Task instructions — Comb through the entries for "adecuado" and pull out each line that holds it.
** start Records to process **
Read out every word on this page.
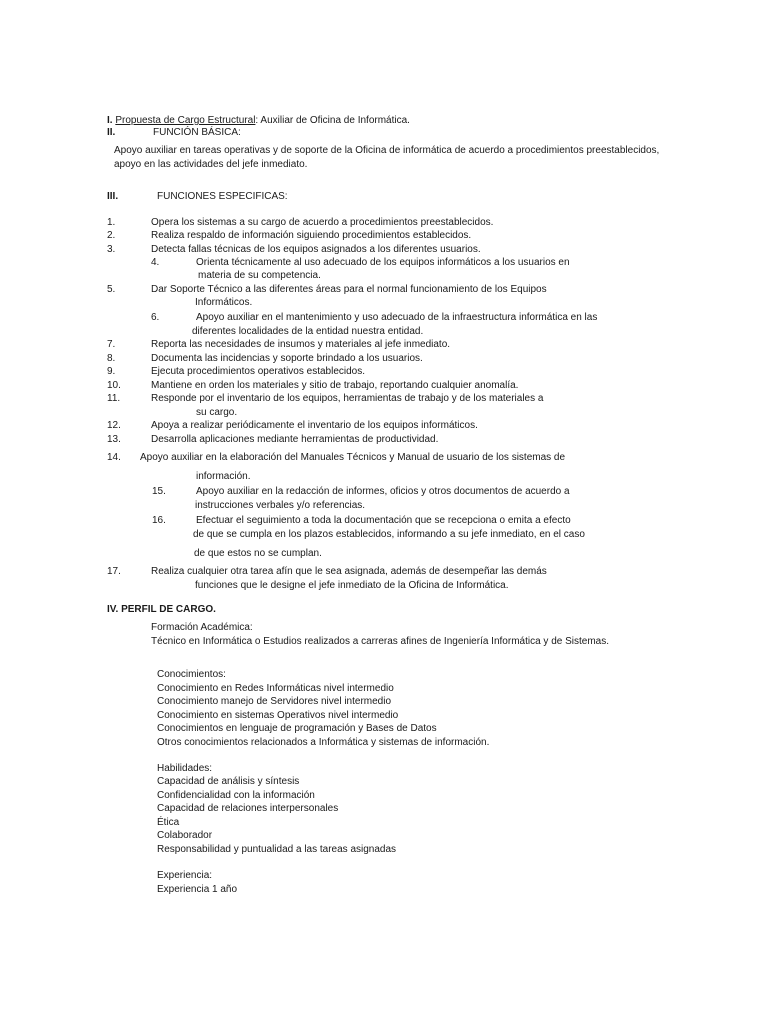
I. Propuesta de Cargo Estructural: Auxiliar de Oficina de Informática.
II.	FUNCIÓN BÁSICA:
Apoyo auxiliar en tareas operativas y de soporte de la Oficina de informática de acuerdo a procedimientos preestablecidos,
apoyo en las actividades del jefe inmediato.
III.	FUNCIONES ESPECIFICAS:
1.	Opera los sistemas a su cargo de acuerdo a procedimientos preestablecidos.
2.	Realiza respaldo de información siguiendo procedimientos establecidos.
3.	Detecta fallas técnicas de los equipos asignados a los diferentes usuarios.
4.	Orienta técnicamente al uso adecuado de los equipos informáticos a los usuarios en
materia de su competencia.
5.	Dar Soporte Técnico a las diferentes áreas para el normal funcionamiento de los Equipos
Informáticos.
6.	Apoyo auxiliar en el mantenimiento y uso adecuado de la infraestructura informática en las
diferentes localidades de la entidad nuestra entidad.
7.	Reporta las necesidades de insumos y materiales al jefe inmediato.
8.	Documenta las incidencias y soporte brindado a los usuarios.
9.	Ejecuta procedimientos operativos establecidos.
10.	Mantiene en orden los materiales y sitio de trabajo, reportando cualquier anomalía.
11.	Responde por el inventario de los equipos, herramientas de trabajo y de los materiales a
su cargo.
12.	Apoya a realizar periódicamente el inventario de los equipos informáticos.
13.	Desarrolla aplicaciones mediante herramientas de productividad.
14. Apoyo auxiliar en la elaboración del Manuales Técnicos y Manual de usuario de los sistemas de
información.
15.	Apoyo auxiliar en la redacción de informes, oficios y otros documentos de acuerdo a
instrucciones verbales y/o referencias.
16.	Efectuar el seguimiento a toda la documentación que se recepciona o emita a efecto
de que se cumpla en los plazos establecidos, informando a su jefe inmediato, en el caso
de que estos no se cumplan.
17.	Realiza cualquier otra tarea afín que le sea asignada, además de desempeñar las demás
funciones que le designe el jefe inmediato de la Oficina de Informática.
IV. PERFIL DE CARGO.
Formación Académica:
Técnico en Informática o Estudios realizados a carreras afines de Ingeniería Informática y de Sistemas.
Conocimientos:
Conocimiento en Redes Informáticas nivel intermedio
Conocimiento manejo de Servidores nivel intermedio
Conocimiento en sistemas Operativos nivel intermedio
Conocimientos en lenguaje de programación y Bases de Datos
Otros conocimientos relacionados a Informática y sistemas de información.
Habilidades:
Capacidad de análisis y síntesis
Confidencialidad con la información
Capacidad de relaciones interpersonales
Ética
Colaborador
Responsabilidad y puntualidad a las tareas asignadas
Experiencia:
Experiencia 1 año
** end Records to process **
Final result —
4.	Orienta técnicamente al uso adecuado de los equipos informáticos a los usuarios en
6.	Apoyo auxiliar en el mantenimiento y uso adecuado de la infraestructura informática en las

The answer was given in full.